• **Input for this task**
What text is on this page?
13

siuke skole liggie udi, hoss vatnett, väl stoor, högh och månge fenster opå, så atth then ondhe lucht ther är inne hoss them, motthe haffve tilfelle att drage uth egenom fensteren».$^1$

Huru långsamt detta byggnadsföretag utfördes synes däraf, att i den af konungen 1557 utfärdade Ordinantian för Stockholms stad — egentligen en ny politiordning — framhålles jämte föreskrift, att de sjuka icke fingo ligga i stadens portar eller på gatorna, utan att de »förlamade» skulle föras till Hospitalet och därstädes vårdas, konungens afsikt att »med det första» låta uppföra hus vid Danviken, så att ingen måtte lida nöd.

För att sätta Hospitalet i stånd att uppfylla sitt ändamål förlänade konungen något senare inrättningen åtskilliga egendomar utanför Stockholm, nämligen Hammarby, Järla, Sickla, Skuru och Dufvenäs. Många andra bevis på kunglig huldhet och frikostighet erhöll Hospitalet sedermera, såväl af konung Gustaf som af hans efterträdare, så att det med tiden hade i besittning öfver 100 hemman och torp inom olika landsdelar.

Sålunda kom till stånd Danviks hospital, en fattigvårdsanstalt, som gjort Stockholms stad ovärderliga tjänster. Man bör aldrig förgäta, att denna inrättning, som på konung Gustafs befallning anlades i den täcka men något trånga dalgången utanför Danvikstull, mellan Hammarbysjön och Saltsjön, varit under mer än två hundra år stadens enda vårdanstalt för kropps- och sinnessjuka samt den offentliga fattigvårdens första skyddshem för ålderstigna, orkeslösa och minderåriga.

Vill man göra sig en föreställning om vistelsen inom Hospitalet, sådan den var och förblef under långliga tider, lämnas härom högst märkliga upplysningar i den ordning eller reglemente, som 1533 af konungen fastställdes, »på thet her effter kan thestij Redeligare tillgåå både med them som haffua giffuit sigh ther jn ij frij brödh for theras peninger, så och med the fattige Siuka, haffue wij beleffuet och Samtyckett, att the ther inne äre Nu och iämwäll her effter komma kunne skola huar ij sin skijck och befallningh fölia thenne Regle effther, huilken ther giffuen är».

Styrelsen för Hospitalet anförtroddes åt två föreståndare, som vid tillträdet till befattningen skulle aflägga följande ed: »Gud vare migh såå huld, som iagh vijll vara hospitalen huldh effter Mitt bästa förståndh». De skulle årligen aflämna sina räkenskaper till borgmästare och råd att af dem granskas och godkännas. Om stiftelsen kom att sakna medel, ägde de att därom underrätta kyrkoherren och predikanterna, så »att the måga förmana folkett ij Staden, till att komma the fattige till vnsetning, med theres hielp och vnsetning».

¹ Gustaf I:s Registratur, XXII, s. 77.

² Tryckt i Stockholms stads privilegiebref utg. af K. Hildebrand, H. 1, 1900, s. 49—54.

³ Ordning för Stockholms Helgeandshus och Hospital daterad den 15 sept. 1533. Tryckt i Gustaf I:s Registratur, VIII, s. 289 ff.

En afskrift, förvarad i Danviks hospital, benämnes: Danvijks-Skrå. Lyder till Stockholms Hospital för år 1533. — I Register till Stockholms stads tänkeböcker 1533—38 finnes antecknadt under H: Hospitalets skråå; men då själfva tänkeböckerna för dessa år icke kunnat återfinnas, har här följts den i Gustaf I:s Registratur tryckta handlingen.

• **What you have to do**
In the entries above, find each line containing the string "utanför" and copy it.

• **Expected answer**
För att sätta Hospitalet i stånd att uppfylla sitt ändamål förlänade konungen något senare inrättningen åtskilliga egendomar utanför Stockholm, nämligen Hammarby, Järla, Sickla, Skuru och Dufvenäs. Många andra bevis på kunglig huldhet och frikostighet erhöll Hospitalet sedermera, såväl af konung Gustaf som af hans efterträdare, så att det med tiden hade i besittning öfver 100 hemman och torp inom olika landsdelar.
Sålunda kom till stånd Danviks hospital, en fattigvårdsanstalt, som gjort Stockholms stad ovärderliga tjänster. Man bör aldrig förgäta, att denna inrättning, som på konung Gustafs befallning anlades i den täcka men något trånga dalgången utanför Danvikstull, mellan Hammarbysjön och Saltsjön, varit under mer än två hundra år stadens enda vårdanstalt för kropps- och sinnessjuka samt den offentliga fattigvårdens första skyddshem för ålderstigna, orkeslösa och minderåriga.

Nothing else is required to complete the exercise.